# Your goal
Leave out the pictures and copy every record exactly.

# Given data

== == ==

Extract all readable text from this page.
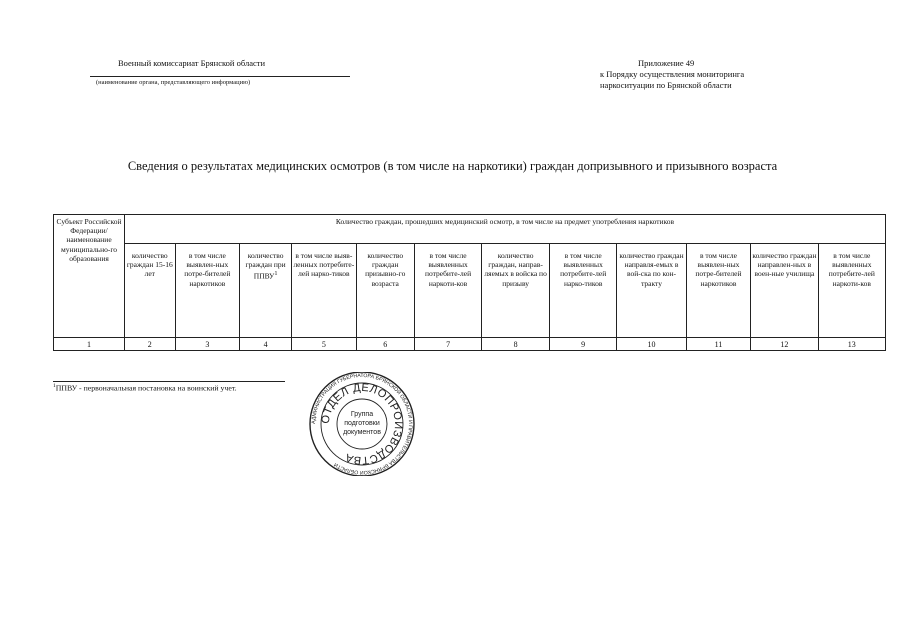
Военный комиссариат Брянской области
(наименование органа, представляющего информацию)
Приложение 49
к Порядку осуществления мониторинга
наркоситуации по Брянской области
Сведения о результатах медицинских осмотров (в том числе на наркотики) граждан допризывного и призывного возраста
Субъект Российской Федерации/ наименование муниципально-го образования	Количество граждан, прошедших медицинский осмотр, в том числе на предмет употребления наркотиков											
	количество граждан 15-16 лет	в том числе выявлен-ных потре-бителей наркотиков	количество граждан при ППВУ$^1$	в том числе выяв-ленных потребите-лей нарко-тиков	количество граждан призывно-го возраста	в том числе выявленных потребите-лей наркоти-ков	количество граждан, направ-ляемых в войска по призыву	в том числе выявленных потребите-лей нарко-тиков	количество граждан направля-емых в вой-ска по кон-тракту	в том числе выявлен-ных потре-бителей наркотиков	количество граждан направлен-ных в воен-ные училища	в том числе выявленных потребите-лей наркоти-ков
1	2	3	4	5	6	7	8	9	10	11	12	13
$^1$ППВУ - первоначальная постановка на воинский учет.
АДМИНИСТРАЦИЯ ГУБЕРНАТОРА БРЯНСКОЙ ОБЛАСТИ И ПРАВИТЕЛЬСТВА БРЯНСКОЙ ОБЛАСТИ
ОТДЕЛ ДЕЛОПРОИЗВОДСТВА
Группа
подготовки
документов
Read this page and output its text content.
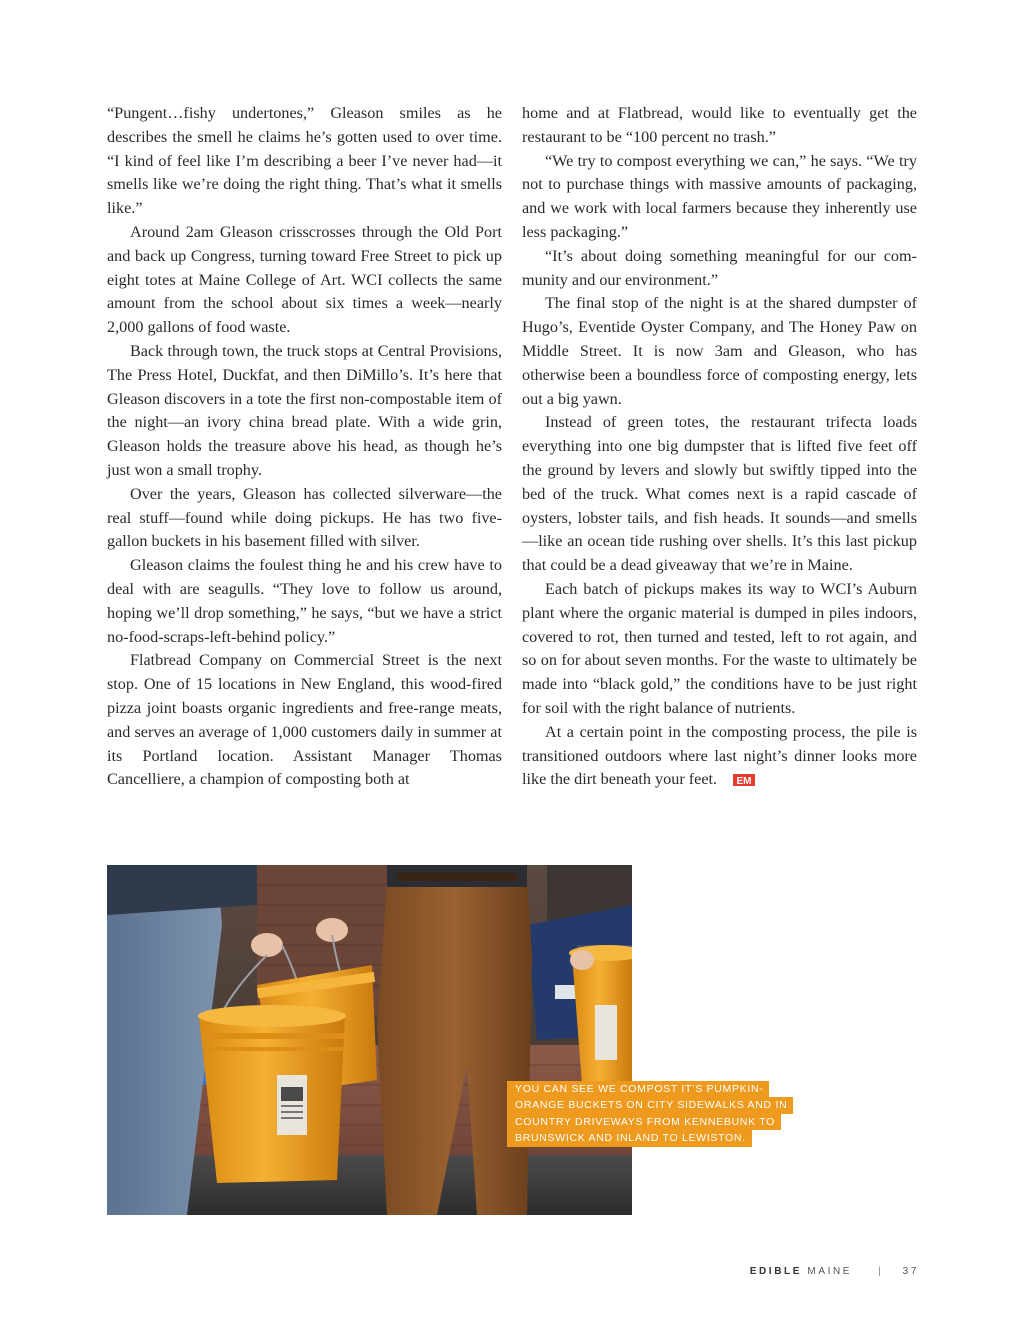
“Pungent…fishy undertones,” Gleason smiles as he describes the smell he claims he’s gotten used to over time. “I kind of feel like I’m describing a beer I’ve never had—it smells like we’re doing the right thing. That’s what it smells like.”

Around 2am Gleason crisscrosses through the Old Port and back up Congress, turning toward Free Street to pick up eight totes at Maine College of Art. WCI collects the same amount from the school about six times a week—nearly 2,000 gallons of food waste.

Back through town, the truck stops at Central Provisions, The Press Hotel, Duckfat, and then DiMillo’s. It’s here that Gleason discovers in a tote the first non-compostable item of the night—an ivory china bread plate. With a wide grin, Gleason holds the treasure above his head, as though he’s just won a small trophy.

Over the years, Gleason has collected silverware—the real stuff—found while doing pickups. He has two five-gallon buckets in his basement filled with silver.

Gleason claims the foulest thing he and his crew have to deal with are seagulls. “They love to follow us around, hoping we’ll drop something,” he says, “but we have a strict no-food-scraps-left-behind policy.”

Flatbread Company on Commercial Street is the next stop. One of 15 locations in New England, this wood-fired pizza joint boasts organic ingredients and free-range meats, and serves an average of 1,000 customers daily in summer at its Portland location. Assistant Manager Thomas Cancelliere, a champion of composting both at

home and at Flatbread, would like to eventually get the restaurant to be “100 percent no trash.”

“We try to compost everything we can,” he says. “We try not to purchase things with massive amounts of packaging, and we work with local farmers because they inherently use less packaging.”

“It’s about doing something meaningful for our community and our environment.”

The final stop of the night is at the shared dumpster of Hugo’s, Eventide Oyster Company, and The Honey Paw on Middle Street. It is now 3am and Gleason, who has otherwise been a boundless force of composting energy, lets out a big yawn.

Instead of green totes, the restaurant trifecta loads everything into one big dumpster that is lifted five feet off the ground by levers and slowly but swiftly tipped into the bed of the truck. What comes next is a rapid cascade of oysters, lobster tails, and fish heads. It sounds—and smells—like an ocean tide rushing over shells. It’s this last pickup that could be a dead giveaway that we’re in Maine.

Each batch of pickups makes its way to WCI’s Auburn plant where the organic material is dumped in piles indoors, covered to rot, then turned and tested, left to rot again, and so on for about seven months. For the waste to ultimately be made into “black gold,” the conditions have to be just right for soil with the right balance of nutrients.

At a certain point in the composting process, the pile is transitioned outdoors where last night’s dinner looks more like the dirt beneath your feet. EM

YOU CAN SEE WE COMPOST IT’S PUMPKIN-
ORANGE BUCKETS ON CITY SIDEWALKS AND IN
COUNTRY DRIVEWAYS FROM KENNEBUNK TO
BRUNSWICK AND INLAND TO LEWISTON.
EDIBLE MAINE	| 37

== == ==

# Problem solution
Extract all readable text from this page.
Военный комиссариат Брянской области
(наименование органа, представляющего информацию)
Приложение 49
к Порядку осуществления мониторинга
наркоситуации по Брянской области
Сведения о результатах медицинских осмотров (в том числе на наркотики) граждан допризывного и призывного возраста
Субъект Российской Федерации/ наименование муниципально-го образования	Количество граждан, прошедших медицинский осмотр, в том числе на предмет употребления наркотиков											
	количество граждан 15-16 лет	в том числе выявлен-ных потре-бителей наркотиков	количество граждан при ППВУ$^1$	в том числе выяв-ленных потребите-лей нарко-тиков	количество граждан призывно-го возраста	в том числе выявленных потребите-лей наркоти-ков	количество граждан, направ-ляемых в войска по призыву	в том числе выявленных потребите-лей нарко-тиков	количество граждан направля-емых в вой-ска по кон-тракту	в том числе выявлен-ных потре-бителей наркотиков	количество граждан направлен-ных в воен-ные училища	в том числе выявленных потребите-лей наркоти-ков
1	2	3	4	5	6	7	8	9	10	11	12	13
$^1$ППВУ - первоначальная постановка на воинский учет.
АДМИНИСТРАЦИЯ ГУБЕРНАТОРА БРЯНСКОЙ ОБЛАСТИ И ПРАВИТЕЛЬСТВА БРЯНСКОЙ ОБЛАСТИ
ОТДЕЛ ДЕЛОПРОИЗВОДСТВА
Группа
подготовки
документов
Read this page and output its text content.
“Pungent…fishy undertones,” Gleason smiles as he describes the smell he claims he’s gotten used to over time. “I kind of feel like I’m describing a beer I’ve never had—it smells like we’re doing the right thing. That’s what it smells like.”

Around 2am Gleason crisscrosses through the Old Port and back up Congress, turning toward Free Street to pick up eight totes at Maine College of Art. WCI collects the same amount from the school about six times a week—nearly 2,000 gallons of food waste.

Back through town, the truck stops at Central Provisions, The Press Hotel, Duckfat, and then DiMillo’s. It’s here that Gleason discovers in a tote the first non-compostable item of the night—an ivory china bread plate. With a wide grin, Gleason holds the treasure above his head, as though he’s just won a small trophy.

Over the years, Gleason has collected silverware—the real stuff—found while doing pickups. He has two five-gallon buckets in his basement filled with silver.

Gleason claims the foulest thing he and his crew have to deal with are seagulls. “They love to follow us around, hoping we’ll drop something,” he says, “but we have a strict no-food-scraps-left-behind policy.”

Flatbread Company on Commercial Street is the next stop. One of 15 locations in New England, this wood-fired pizza joint boasts organic ingredients and free-range meats, and serves an average of 1,000 customers daily in summer at its Portland location. Assistant Manager Thomas Cancelliere, a champion of composting both at

home and at Flatbread, would like to eventually get the restaurant to be “100 percent no trash.”

“We try to compost everything we can,” he says. “We try not to purchase things with massive amounts of packaging, and we work with local farmers because they inherently use less packaging.”

“It’s about doing something meaningful for our community and our environment.”

The final stop of the night is at the shared dumpster of Hugo’s, Eventide Oyster Company, and The Honey Paw on Middle Street. It is now 3am and Gleason, who has otherwise been a boundless force of composting energy, lets out a big yawn.

Instead of green totes, the restaurant trifecta loads everything into one big dumpster that is lifted five feet off the ground by levers and slowly but swiftly tipped into the bed of the truck. What comes next is a rapid cascade of oysters, lobster tails, and fish heads. It sounds—and smells—like an ocean tide rushing over shells. It’s this last pickup that could be a dead giveaway that we’re in Maine.

Each batch of pickups makes its way to WCI’s Auburn plant where the organic material is dumped in piles indoors, covered to rot, then turned and tested, left to rot again, and so on for about seven months. For the waste to ultimately be made into “black gold,” the conditions have to be just right for soil with the right balance of nutrients.

At a certain point in the composting process, the pile is transitioned outdoors where last night’s dinner looks more like the dirt beneath your feet. EM

YOU CAN SEE WE COMPOST IT’S PUMPKIN-
ORANGE BUCKETS ON CITY SIDEWALKS AND IN
COUNTRY DRIVEWAYS FROM KENNEBUNK TO
BRUNSWICK AND INLAND TO LEWISTON.
EDIBLE MAINE	| 37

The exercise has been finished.